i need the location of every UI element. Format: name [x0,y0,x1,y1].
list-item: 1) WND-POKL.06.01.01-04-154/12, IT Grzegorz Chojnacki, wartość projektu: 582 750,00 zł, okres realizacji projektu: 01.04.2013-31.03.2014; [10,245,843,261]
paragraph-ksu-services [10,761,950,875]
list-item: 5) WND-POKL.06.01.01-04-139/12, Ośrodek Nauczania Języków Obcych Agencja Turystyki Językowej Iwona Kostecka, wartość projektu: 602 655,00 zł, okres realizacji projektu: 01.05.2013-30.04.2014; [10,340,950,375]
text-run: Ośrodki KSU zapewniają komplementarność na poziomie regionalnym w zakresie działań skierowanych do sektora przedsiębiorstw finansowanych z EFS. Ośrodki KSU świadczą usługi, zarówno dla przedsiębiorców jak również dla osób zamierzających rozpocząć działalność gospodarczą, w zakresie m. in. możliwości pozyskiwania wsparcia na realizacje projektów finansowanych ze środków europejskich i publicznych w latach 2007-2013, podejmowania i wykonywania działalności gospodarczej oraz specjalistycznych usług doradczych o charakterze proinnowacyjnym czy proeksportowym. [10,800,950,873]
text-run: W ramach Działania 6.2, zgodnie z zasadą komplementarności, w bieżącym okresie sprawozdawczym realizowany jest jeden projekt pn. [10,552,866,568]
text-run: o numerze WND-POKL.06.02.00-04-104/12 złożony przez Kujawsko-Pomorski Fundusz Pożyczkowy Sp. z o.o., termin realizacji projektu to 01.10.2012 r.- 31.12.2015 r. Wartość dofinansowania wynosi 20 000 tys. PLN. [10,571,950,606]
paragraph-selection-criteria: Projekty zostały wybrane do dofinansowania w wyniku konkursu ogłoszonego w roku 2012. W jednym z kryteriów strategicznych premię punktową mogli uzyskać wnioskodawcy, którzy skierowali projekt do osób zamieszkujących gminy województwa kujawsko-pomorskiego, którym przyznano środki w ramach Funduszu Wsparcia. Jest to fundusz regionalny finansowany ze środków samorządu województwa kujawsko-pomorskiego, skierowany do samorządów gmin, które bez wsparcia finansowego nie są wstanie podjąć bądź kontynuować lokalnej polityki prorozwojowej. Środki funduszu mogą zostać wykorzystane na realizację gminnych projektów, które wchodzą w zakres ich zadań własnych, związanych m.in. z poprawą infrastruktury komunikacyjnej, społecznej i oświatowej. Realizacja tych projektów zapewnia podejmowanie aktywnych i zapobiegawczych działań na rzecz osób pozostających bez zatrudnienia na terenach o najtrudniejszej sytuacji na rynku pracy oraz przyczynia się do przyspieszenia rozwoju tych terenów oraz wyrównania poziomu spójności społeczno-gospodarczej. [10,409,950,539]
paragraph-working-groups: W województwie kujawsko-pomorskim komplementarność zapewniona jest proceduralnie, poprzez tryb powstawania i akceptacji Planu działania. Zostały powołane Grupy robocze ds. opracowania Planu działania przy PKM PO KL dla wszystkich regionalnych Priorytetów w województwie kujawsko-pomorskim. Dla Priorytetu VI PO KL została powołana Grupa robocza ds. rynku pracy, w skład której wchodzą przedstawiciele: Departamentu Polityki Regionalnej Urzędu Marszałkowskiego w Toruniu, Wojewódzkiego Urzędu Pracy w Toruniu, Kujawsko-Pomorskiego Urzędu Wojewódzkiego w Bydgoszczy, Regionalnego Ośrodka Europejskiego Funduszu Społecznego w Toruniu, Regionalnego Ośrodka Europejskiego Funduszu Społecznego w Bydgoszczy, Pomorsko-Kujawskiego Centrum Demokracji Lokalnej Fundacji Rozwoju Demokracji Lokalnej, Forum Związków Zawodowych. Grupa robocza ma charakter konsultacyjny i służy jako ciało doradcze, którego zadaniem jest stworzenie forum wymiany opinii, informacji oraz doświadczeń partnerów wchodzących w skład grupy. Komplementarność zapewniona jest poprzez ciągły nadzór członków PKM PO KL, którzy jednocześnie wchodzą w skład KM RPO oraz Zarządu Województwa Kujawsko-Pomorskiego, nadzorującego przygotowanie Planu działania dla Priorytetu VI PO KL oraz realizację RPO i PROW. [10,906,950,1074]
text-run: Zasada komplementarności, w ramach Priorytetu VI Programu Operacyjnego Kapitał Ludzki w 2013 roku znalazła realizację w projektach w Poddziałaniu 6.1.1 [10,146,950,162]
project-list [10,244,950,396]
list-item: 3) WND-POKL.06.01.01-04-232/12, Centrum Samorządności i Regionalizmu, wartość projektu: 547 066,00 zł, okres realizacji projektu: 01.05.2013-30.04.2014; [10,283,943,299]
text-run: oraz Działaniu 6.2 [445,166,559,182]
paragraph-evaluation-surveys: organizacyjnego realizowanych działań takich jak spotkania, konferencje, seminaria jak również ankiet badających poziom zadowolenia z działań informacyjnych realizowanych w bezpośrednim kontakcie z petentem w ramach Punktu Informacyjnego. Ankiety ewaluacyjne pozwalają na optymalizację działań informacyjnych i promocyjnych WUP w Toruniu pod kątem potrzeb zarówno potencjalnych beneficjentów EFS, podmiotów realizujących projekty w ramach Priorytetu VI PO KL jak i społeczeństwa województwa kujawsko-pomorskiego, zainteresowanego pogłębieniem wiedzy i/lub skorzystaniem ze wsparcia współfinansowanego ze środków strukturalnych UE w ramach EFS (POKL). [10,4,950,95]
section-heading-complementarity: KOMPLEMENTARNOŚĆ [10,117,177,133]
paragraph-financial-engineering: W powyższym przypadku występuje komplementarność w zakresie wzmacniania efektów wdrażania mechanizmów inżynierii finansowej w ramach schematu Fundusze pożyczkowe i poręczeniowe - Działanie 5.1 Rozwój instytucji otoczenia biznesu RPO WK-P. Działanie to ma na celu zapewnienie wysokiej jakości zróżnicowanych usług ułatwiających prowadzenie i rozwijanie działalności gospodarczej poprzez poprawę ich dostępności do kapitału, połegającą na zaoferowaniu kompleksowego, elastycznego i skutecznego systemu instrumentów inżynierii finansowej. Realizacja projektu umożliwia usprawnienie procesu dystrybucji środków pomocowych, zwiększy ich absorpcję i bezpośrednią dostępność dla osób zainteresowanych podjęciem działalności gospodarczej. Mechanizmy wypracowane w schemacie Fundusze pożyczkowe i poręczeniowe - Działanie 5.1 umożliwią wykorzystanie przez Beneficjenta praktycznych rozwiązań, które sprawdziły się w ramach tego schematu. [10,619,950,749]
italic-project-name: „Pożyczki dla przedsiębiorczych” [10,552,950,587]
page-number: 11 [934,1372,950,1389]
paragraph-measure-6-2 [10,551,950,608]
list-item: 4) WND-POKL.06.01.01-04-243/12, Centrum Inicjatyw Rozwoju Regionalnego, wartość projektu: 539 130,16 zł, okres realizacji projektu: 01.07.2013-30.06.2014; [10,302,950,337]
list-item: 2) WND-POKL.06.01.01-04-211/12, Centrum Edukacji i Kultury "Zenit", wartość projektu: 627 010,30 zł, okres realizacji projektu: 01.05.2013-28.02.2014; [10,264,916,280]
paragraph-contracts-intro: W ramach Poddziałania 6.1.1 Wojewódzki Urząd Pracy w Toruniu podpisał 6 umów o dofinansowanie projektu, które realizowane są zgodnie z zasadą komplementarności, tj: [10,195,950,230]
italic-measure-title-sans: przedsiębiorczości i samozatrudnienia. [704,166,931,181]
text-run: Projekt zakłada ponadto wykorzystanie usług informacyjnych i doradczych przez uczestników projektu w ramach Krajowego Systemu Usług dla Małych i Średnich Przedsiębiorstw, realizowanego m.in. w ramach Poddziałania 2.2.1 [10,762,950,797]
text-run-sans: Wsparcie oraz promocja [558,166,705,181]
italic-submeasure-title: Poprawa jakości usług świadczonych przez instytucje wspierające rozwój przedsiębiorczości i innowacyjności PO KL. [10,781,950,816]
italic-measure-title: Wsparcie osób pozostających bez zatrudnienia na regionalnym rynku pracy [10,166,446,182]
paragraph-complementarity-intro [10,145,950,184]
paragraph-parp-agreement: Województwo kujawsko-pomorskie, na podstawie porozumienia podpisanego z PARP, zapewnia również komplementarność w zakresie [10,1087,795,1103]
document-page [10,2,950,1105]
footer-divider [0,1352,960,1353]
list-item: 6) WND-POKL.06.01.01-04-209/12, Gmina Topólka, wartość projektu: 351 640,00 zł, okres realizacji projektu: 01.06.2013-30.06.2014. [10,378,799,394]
________________________________________
> [TASK DESCRIPTION]: Which lines in the entries above contain the word "Poddziałania"? List each of them in full.

> [FULL RESPONSE]:
paragraph-contracts-intro: W ramach Poddziałania 6.1.1 Wojewódzki Urząd Pracy w Toruniu podpisał 6 umów o dofinansowanie projektu, które realizowane są zgodnie z zasadą komplementarności, tj: [10,195,950,230]
text-run: Projekt zakłada ponadto wykorzystanie usług informacyjnych i doradczych przez uczestników projektu w ramach Krajowego Systemu Usług dla Małych i Średnich Przedsiębiorstw, realizowanego m.in. w ramach Poddziałania 2.2.1 [10,762,950,797]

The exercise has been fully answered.